**THE EXERCISE**:
Print all of the data exactly as written.

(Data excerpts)
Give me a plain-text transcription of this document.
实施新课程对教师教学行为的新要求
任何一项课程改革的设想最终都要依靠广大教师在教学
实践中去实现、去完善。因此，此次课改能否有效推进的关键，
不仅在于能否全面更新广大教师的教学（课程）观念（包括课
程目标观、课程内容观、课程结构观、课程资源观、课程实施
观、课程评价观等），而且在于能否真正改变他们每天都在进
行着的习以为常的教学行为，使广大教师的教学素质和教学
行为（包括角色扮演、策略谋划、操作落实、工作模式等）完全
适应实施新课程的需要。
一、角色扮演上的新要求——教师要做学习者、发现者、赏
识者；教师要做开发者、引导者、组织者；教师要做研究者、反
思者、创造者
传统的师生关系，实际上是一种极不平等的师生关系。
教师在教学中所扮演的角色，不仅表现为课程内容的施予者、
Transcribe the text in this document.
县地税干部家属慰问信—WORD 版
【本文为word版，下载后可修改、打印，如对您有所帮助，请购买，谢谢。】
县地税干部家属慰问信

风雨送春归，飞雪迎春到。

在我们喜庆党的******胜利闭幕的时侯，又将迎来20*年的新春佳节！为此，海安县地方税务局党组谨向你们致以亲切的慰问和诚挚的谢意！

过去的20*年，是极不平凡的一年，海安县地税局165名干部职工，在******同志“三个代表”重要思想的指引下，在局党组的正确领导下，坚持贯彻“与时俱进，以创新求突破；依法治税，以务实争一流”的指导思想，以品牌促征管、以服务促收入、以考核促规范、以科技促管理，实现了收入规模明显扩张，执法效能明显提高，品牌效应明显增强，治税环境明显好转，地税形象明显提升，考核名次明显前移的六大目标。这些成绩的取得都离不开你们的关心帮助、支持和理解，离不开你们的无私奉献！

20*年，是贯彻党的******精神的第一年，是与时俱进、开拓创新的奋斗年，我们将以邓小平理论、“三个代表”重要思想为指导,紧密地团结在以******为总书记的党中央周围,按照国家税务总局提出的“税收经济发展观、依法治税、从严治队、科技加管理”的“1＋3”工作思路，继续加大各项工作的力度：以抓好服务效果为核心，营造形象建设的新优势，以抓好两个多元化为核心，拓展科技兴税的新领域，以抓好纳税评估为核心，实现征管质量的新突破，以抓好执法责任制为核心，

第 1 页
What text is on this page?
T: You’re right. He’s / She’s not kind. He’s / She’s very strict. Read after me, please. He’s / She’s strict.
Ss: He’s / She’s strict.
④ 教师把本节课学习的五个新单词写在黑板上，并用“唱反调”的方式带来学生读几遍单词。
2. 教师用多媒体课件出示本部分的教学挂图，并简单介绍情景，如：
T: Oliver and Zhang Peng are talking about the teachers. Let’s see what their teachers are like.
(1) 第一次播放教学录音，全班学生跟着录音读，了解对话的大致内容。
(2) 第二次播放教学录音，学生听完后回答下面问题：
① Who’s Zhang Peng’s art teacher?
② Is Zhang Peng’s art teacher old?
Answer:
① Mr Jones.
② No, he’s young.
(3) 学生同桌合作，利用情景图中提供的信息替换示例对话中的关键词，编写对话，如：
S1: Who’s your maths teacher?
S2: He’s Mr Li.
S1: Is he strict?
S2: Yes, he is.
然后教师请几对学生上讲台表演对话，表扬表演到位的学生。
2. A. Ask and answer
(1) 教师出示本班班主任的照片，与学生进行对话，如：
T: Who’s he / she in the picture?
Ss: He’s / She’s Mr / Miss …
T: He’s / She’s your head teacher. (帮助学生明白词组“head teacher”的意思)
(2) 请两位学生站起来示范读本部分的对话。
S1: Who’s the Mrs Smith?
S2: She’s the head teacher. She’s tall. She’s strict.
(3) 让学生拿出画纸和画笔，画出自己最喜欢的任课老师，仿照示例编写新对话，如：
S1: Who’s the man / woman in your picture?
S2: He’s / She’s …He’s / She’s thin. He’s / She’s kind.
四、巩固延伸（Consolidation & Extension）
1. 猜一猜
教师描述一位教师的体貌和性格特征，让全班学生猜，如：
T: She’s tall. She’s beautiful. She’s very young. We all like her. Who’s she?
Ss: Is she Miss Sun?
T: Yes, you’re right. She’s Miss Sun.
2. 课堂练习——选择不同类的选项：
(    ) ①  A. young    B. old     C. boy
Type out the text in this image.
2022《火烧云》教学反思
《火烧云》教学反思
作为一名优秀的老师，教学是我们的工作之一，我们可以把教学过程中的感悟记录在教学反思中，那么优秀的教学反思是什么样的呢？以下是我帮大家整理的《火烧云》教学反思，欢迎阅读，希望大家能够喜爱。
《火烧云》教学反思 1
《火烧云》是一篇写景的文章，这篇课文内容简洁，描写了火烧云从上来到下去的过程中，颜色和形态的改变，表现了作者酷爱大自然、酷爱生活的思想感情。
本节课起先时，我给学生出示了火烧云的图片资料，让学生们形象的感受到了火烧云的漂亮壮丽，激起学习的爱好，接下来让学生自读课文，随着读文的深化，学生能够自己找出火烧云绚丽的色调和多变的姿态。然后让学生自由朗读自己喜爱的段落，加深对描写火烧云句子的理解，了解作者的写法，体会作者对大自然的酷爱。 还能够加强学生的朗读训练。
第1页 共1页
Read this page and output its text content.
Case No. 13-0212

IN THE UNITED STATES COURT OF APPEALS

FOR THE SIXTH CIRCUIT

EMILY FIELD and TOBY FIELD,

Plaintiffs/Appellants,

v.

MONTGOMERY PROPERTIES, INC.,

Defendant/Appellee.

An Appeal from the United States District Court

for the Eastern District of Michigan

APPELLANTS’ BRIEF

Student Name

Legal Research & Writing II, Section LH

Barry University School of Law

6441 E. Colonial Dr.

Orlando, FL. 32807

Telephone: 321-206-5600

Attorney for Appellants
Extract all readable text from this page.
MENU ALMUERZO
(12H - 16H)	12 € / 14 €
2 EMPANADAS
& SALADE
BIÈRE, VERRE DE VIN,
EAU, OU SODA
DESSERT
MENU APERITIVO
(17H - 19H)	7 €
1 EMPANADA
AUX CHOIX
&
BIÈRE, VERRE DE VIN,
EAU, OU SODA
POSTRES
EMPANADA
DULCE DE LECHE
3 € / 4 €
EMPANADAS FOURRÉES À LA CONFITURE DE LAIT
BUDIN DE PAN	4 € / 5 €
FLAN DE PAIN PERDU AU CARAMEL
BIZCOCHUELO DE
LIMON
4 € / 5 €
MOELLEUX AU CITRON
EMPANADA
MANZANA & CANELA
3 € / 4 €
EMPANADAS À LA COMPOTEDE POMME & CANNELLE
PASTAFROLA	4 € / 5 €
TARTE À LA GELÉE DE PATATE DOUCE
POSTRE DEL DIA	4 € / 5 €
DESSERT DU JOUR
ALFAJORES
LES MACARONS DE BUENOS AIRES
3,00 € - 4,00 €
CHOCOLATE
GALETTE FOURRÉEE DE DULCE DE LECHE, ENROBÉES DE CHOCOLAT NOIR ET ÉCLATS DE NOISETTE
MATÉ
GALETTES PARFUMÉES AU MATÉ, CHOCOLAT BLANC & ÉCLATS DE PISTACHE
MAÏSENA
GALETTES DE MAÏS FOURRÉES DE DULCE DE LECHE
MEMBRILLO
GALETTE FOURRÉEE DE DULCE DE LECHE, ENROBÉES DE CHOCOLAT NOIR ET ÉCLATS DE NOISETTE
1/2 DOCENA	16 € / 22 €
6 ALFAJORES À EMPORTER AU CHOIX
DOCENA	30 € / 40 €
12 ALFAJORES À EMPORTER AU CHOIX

**THE OUTPUT**:
Give me a plain-text transcription of this document.
实施新课程对教师教学行为的新要求
任何一项课程改革的设想最终都要依靠广大教师在教学
实践中去实现、去完善。因此，此次课改能否有效推进的关键，
不仅在于能否全面更新广大教师的教学（课程）观念（包括课
程目标观、课程内容观、课程结构观、课程资源观、课程实施
观、课程评价观等），而且在于能否真正改变他们每天都在进
行着的习以为常的教学行为，使广大教师的教学素质和教学
行为（包括角色扮演、策略谋划、操作落实、工作模式等）完全
适应实施新课程的需要。
一、角色扮演上的新要求——教师要做学习者、发现者、赏
识者；教师要做开发者、引导者、组织者；教师要做研究者、反
思者、创造者
传统的师生关系，实际上是一种极不平等的师生关系。
教师在教学中所扮演的角色，不仅表现为课程内容的施予者、
Transcribe the text in this document.
县地税干部家属慰问信—WORD 版
【本文为word版，下载后可修改、打印，如对您有所帮助，请购买，谢谢。】
县地税干部家属慰问信

风雨送春归，飞雪迎春到。

在我们喜庆党的******胜利闭幕的时侯，又将迎来20*年的新春佳节！为此，海安县地方税务局党组谨向你们致以亲切的慰问和诚挚的谢意！

过去的20*年，是极不平凡的一年，海安县地税局165名干部职工，在******同志“三个代表”重要思想的指引下，在局党组的正确领导下，坚持贯彻“与时俱进，以创新求突破；依法治税，以务实争一流”的指导思想，以品牌促征管、以服务促收入、以考核促规范、以科技促管理，实现了收入规模明显扩张，执法效能明显提高，品牌效应明显增强，治税环境明显好转，地税形象明显提升，考核名次明显前移的六大目标。这些成绩的取得都离不开你们的关心帮助、支持和理解，离不开你们的无私奉献！

20*年，是贯彻党的******精神的第一年，是与时俱进、开拓创新的奋斗年，我们将以邓小平理论、“三个代表”重要思想为指导,紧密地团结在以******为总书记的党中央周围,按照国家税务总局提出的“税收经济发展观、依法治税、从严治队、科技加管理”的“1＋3”工作思路，继续加大各项工作的力度：以抓好服务效果为核心，营造形象建设的新优势，以抓好两个多元化为核心，拓展科技兴税的新领域，以抓好纳税评估为核心，实现征管质量的新突破，以抓好执法责任制为核心，

第 1 页
What text is on this page?
T: You’re right. He’s / She’s not kind. He’s / She’s very strict. Read after me, please. He’s / She’s strict.
Ss: He’s / She’s strict.
④ 教师把本节课学习的五个新单词写在黑板上，并用“唱反调”的方式带来学生读几遍单词。
2. 教师用多媒体课件出示本部分的教学挂图，并简单介绍情景，如：
T: Oliver and Zhang Peng are talking about the teachers. Let’s see what their teachers are like.
(1) 第一次播放教学录音，全班学生跟着录音读，了解对话的大致内容。
(2) 第二次播放教学录音，学生听完后回答下面问题：
① Who’s Zhang Peng’s art teacher?
② Is Zhang Peng’s art teacher old?
Answer:
① Mr Jones.
② No, he’s young.
(3) 学生同桌合作，利用情景图中提供的信息替换示例对话中的关键词，编写对话，如：
S1: Who’s your maths teacher?
S2: He’s Mr Li.
S1: Is he strict?
S2: Yes, he is.
然后教师请几对学生上讲台表演对话，表扬表演到位的学生。
2. A. Ask and answer
(1) 教师出示本班班主任的照片，与学生进行对话，如：
T: Who’s he / she in the picture?
Ss: He’s / She’s Mr / Miss …
T: He’s / She’s your head teacher. (帮助学生明白词组“head teacher”的意思)
(2) 请两位学生站起来示范读本部分的对话。
S1: Who’s the Mrs Smith?
S2: She’s the head teacher. She’s tall. She’s strict.
(3) 让学生拿出画纸和画笔，画出自己最喜欢的任课老师，仿照示例编写新对话，如：
S1: Who’s the man / woman in your picture?
S2: He’s / She’s …He’s / She’s thin. He’s / She’s kind.
四、巩固延伸（Consolidation & Extension）
1. 猜一猜
教师描述一位教师的体貌和性格特征，让全班学生猜，如：
T: She’s tall. She’s beautiful. She’s very young. We all like her. Who’s she?
Ss: Is she Miss Sun?
T: Yes, you’re right. She’s Miss Sun.
2. 课堂练习——选择不同类的选项：
(    ) ①  A. young    B. old     C. boy
Type out the text in this image.
2022《火烧云》教学反思
《火烧云》教学反思
作为一名优秀的老师，教学是我们的工作之一，我们可以把教学过程中的感悟记录在教学反思中，那么优秀的教学反思是什么样的呢？以下是我帮大家整理的《火烧云》教学反思，欢迎阅读，希望大家能够喜爱。
《火烧云》教学反思 1
《火烧云》是一篇写景的文章，这篇课文内容简洁，描写了火烧云从上来到下去的过程中，颜色和形态的改变，表现了作者酷爱大自然、酷爱生活的思想感情。
本节课起先时，我给学生出示了火烧云的图片资料，让学生们形象的感受到了火烧云的漂亮壮丽，激起学习的爱好，接下来让学生自读课文，随着读文的深化，学生能够自己找出火烧云绚丽的色调和多变的姿态。然后让学生自由朗读自己喜爱的段落，加深对描写火烧云句子的理解，了解作者的写法，体会作者对大自然的酷爱。 还能够加强学生的朗读训练。
第1页 共1页
Read this page and output its text content.
Case No. 13-0212

IN THE UNITED STATES COURT OF APPEALS

FOR THE SIXTH CIRCUIT

EMILY FIELD and TOBY FIELD,

Plaintiffs/Appellants,

v.

MONTGOMERY PROPERTIES, INC.,

Defendant/Appellee.

An Appeal from the United States District Court

for the Eastern District of Michigan

APPELLANTS’ BRIEF

Student Name

Legal Research & Writing II, Section LH

Barry University School of Law

6441 E. Colonial Dr.

Orlando, FL. 32807

Telephone: 321-206-5600

Attorney for Appellants
Extract all readable text from this page.
MENU ALMUERZO
(12H - 16H)	12 € / 14 €
2 EMPANADAS
& SALADE
BIÈRE, VERRE DE VIN,
EAU, OU SODA
DESSERT
MENU APERITIVO
(17H - 19H)	7 €
1 EMPANADA
AUX CHOIX
&
BIÈRE, VERRE DE VIN,
EAU, OU SODA
POSTRES
EMPANADA
DULCE DE LECHE
3 € / 4 €
EMPANADAS FOURRÉES À LA CONFITURE DE LAIT
BUDIN DE PAN	4 € / 5 €
FLAN DE PAIN PERDU AU CARAMEL
BIZCOCHUELO DE
LIMON
4 € / 5 €
MOELLEUX AU CITRON
EMPANADA
MANZANA & CANELA
3 € / 4 €
EMPANADAS À LA COMPOTEDE POMME & CANNELLE
PASTAFROLA	4 € / 5 €
TARTE À LA GELÉE DE PATATE DOUCE
POSTRE DEL DIA	4 € / 5 €
DESSERT DU JOUR
ALFAJORES
LES MACARONS DE BUENOS AIRES
3,00 € - 4,00 €
CHOCOLATE
GALETTE FOURRÉEE DE DULCE DE LECHE, ENROBÉES DE CHOCOLAT NOIR ET ÉCLATS DE NOISETTE
MATÉ
GALETTES PARFUMÉES AU MATÉ, CHOCOLAT BLANC & ÉCLATS DE PISTACHE
MAÏSENA
GALETTES DE MAÏS FOURRÉES DE DULCE DE LECHE
MEMBRILLO
GALETTE FOURRÉEE DE DULCE DE LECHE, ENROBÉES DE CHOCOLAT NOIR ET ÉCLATS DE NOISETTE
1/2 DOCENA	16 € / 22 €
6 ALFAJORES À EMPORTER AU CHOIX
DOCENA	30 € / 40 €
12 ALFAJORES À EMPORTER AU CHOIX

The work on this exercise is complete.